* _DIRECTIVE_:
Could you transcribe every record below exactly as written, leaving out any pictures?

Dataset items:
────────────────

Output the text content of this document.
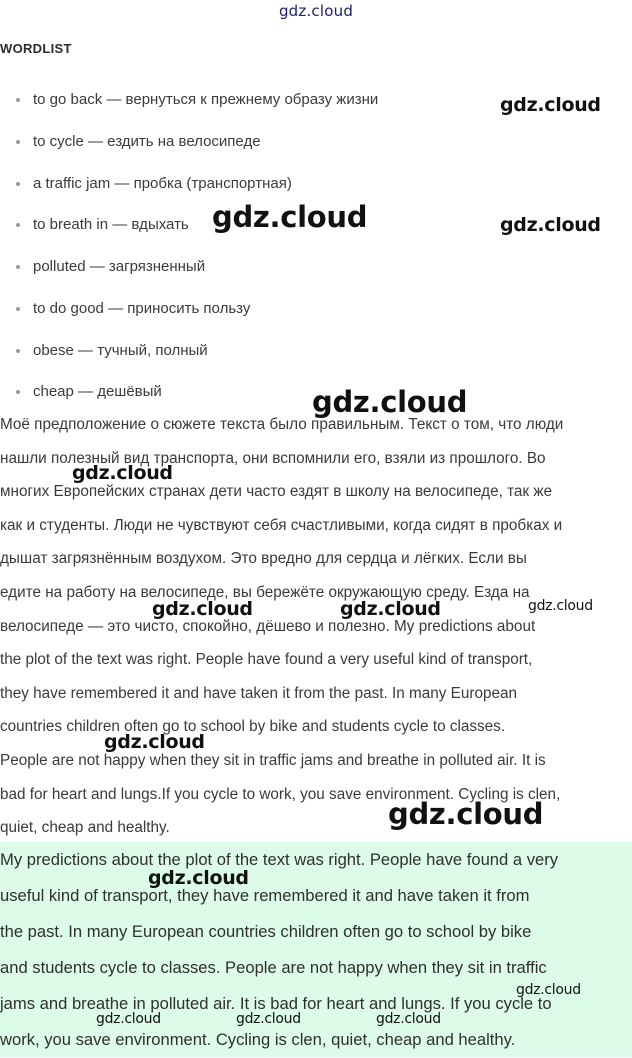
gdz.cloud
WORDLIST
to go back — вернуться к прежнему образу жизни
to cycle — ездить на велосипеде
a traffic jam — пробка (транспортная)
to breath in — вдыхать
polluted — загрязненный
to do good — приносить пользу
obese — тучный, полный
cheap — дешёвый
Моё предположение о сюжете текста было правильным. Текст о том, что люди
нашли полезный вид транспорта, они вспомнили его, взяли из прошлого. Во
многих Европейских странах дети часто ездят в школу на велосипеде, так же
как и студенты. Люди не чувствуют себя счастливыми, когда сидят в пробках и
дышат загрязнённым воздухом. Это вредно для сердца и лёгких. Если вы
едите на работу на велосипеде, вы бережёте окружающую среду. Езда на
велосипеде — это чисто, спокойно, дёшево и полезно. My predictions about
the plot of the text was right. People have found a very useful kind of transport,
they have remembered it and have taken it from the past. In many European
countries children often go to school by bike and students cycle to classes.
People are not happy when they sit in traffic jams and breathe in polluted air. It is
bad for heart and lungs.If you cycle to work, you save environment. Cycling is clen,
quiet, cheap and healthy.
My predictions about the plot of the text was right. People have found a very
useful kind of transport, they have remembered it and have taken it from
the past. In many European countries children often go to school by bike
and students cycle to classes. People are not happy when they sit in traffic
jams and breathe in polluted air. It is bad for heart and lungs. If you cycle to
work, you save environment. Cycling is clen, quiet, cheap and healthy.
gdz.cloud
gdz.cloud	gdz.cloud
gdz.cloud
gdz.cloud
gdz.cloud	gdz.cloud	gdz.cloud
gdz.cloud
gdz.cloud
gdz.cloud
gdz.cloud
gdz.cloud	gdz.cloud	gdz.cloud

────────────────

* _EXERCISE RESPONSE_:
Output the text content of this document.
gdz.cloud
WORDLIST
to go back — вернуться к прежнему образу жизни
to cycle — ездить на велосипеде
a traffic jam — пробка (транспортная)
to breath in — вдыхать
polluted — загрязненный
to do good — приносить пользу
obese — тучный, полный
cheap — дешёвый
Моё предположение о сюжете текста было правильным. Текст о том, что люди
нашли полезный вид транспорта, они вспомнили его, взяли из прошлого. Во
многих Европейских странах дети часто ездят в школу на велосипеде, так же
как и студенты. Люди не чувствуют себя счастливыми, когда сидят в пробках и
дышат загрязнённым воздухом. Это вредно для сердца и лёгких. Если вы
едите на работу на велосипеде, вы бережёте окружающую среду. Езда на
велосипеде — это чисто, спокойно, дёшево и полезно. My predictions about
the plot of the text was right. People have found a very useful kind of transport,
they have remembered it and have taken it from the past. In many European
countries children often go to school by bike and students cycle to classes.
People are not happy when they sit in traffic jams and breathe in polluted air. It is
bad for heart and lungs.If you cycle to work, you save environment. Cycling is clen,
quiet, cheap and healthy.
My predictions about the plot of the text was right. People have found a very
useful kind of transport, they have remembered it and have taken it from
the past. In many European countries children often go to school by bike
and students cycle to classes. People are not happy when they sit in traffic
jams and breathe in polluted air. It is bad for heart and lungs. If you cycle to
work, you save environment. Cycling is clen, quiet, cheap and healthy.
gdz.cloud
gdz.cloud	gdz.cloud
gdz.cloud
gdz.cloud
gdz.cloud	gdz.cloud	gdz.cloud
gdz.cloud
gdz.cloud
gdz.cloud
gdz.cloud
gdz.cloud	gdz.cloud	gdz.cloud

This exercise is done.